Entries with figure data
= = = =

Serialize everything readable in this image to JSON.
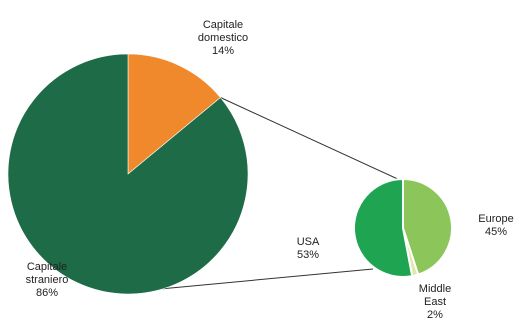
{
  "chart_data": {
    "type": "pie",
    "subtype": "pie-of-pie",
    "title": "",
    "main_pie": {
      "slices": [
        {
          "label_lines": [
            "Capitale",
            "domestico"
          ],
          "value": 14,
          "value_label": "14%",
          "color": "#f0882c"
        },
        {
          "label_lines": [
            "Capitale",
            "straniero"
          ],
          "value": 86,
          "value_label": "86%",
          "color": "#1e6b48"
        }
      ]
    },
    "breakdown_of": "Capitale straniero",
    "secondary_pie": {
      "slices": [
        {
          "label_lines": [
            "Europe"
          ],
          "value": 45,
          "value_label": "45%",
          "color": "#8cc65a"
        },
        {
          "label_lines": [
            "Middle",
            "East"
          ],
          "value": 2,
          "value_label": "2%",
          "color": "#dfe8a6"
        },
        {
          "label_lines": [
            "USA"
          ],
          "value": 53,
          "value_label": "53%",
          "color": "#1fa552"
        }
      ]
    },
    "legend": "none"
  }
}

= = = =

# Instruction
Transcribe all of the material exactly, leaving out whatever pictures it contains.

# Solution to the problem
Serialize everything readable in this image to JSON.
{
  "chart_data": {
    "type": "pie",
    "subtype": "pie-of-pie",
    "title": "",
    "main_pie": {
      "slices": [
        {
          "label_lines": [
            "Capitale",
            "domestico"
          ],
          "value": 14,
          "value_label": "14%",
          "color": "#f0882c"
        },
        {
          "label_lines": [
            "Capitale",
            "straniero"
          ],
          "value": 86,
          "value_label": "86%",
          "color": "#1e6b48"
        }
      ]
    },
    "breakdown_of": "Capitale straniero",
    "secondary_pie": {
      "slices": [
        {
          "label_lines": [
            "Europe"
          ],
          "value": 45,
          "value_label": "45%",
          "color": "#8cc65a"
        },
        {
          "label_lines": [
            "Middle",
            "East"
          ],
          "value": 2,
          "value_label": "2%",
          "color": "#dfe8a6"
        },
        {
          "label_lines": [
            "USA"
          ],
          "value": 53,
          "value_label": "53%",
          "color": "#1fa552"
        }
      ]
    },
    "legend": "none"
  }
}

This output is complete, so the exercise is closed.